## AIM OF THE TASK
Give the material once more, word for word, without any images.

## Extracted data entries
○ ○ ○ ○ ○

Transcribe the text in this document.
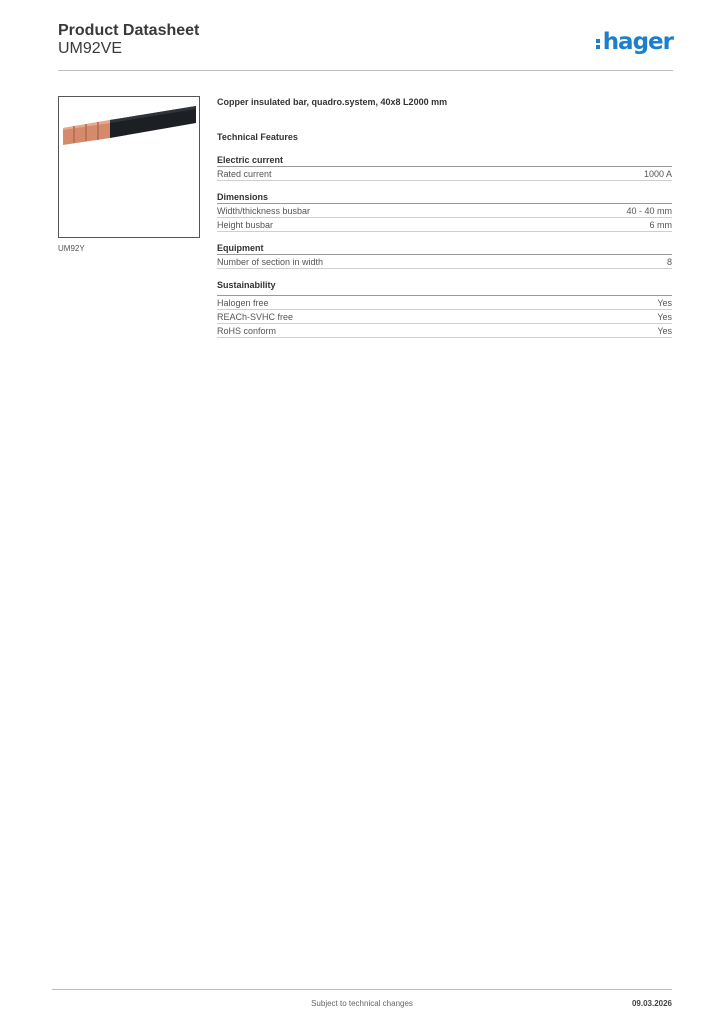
Product Datasheet
UM92VE	hager
UM92Y
Copper insulated bar, quadro.system, 40x8 L2000 mm
Technical Features
Electric current
Rated current	1000 A
Dimensions
Width/thickness busbar	40 - 40 mm
Height busbar	6 mm
Equipment
Number of section in width	8
Sustainability
Halogen free	Yes
REACh-SVHC free	Yes
RoHS conform	Yes
Subject to technical changes	09.03.2026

○ ○ ○ ○ ○

## RESPONSE
Transcribe the text in this document.
Product Datasheet
UM92VE	hager
UM92Y
Copper insulated bar, quadro.system, 40x8 L2000 mm
Technical Features
Electric current
Rated current	1000 A
Dimensions
Width/thickness busbar	40 - 40 mm
Height busbar	6 mm
Equipment
Number of section in width	8
Sustainability
Halogen free	Yes
REACh-SVHC free	Yes
RoHS conform	Yes
Subject to technical changes	09.03.2026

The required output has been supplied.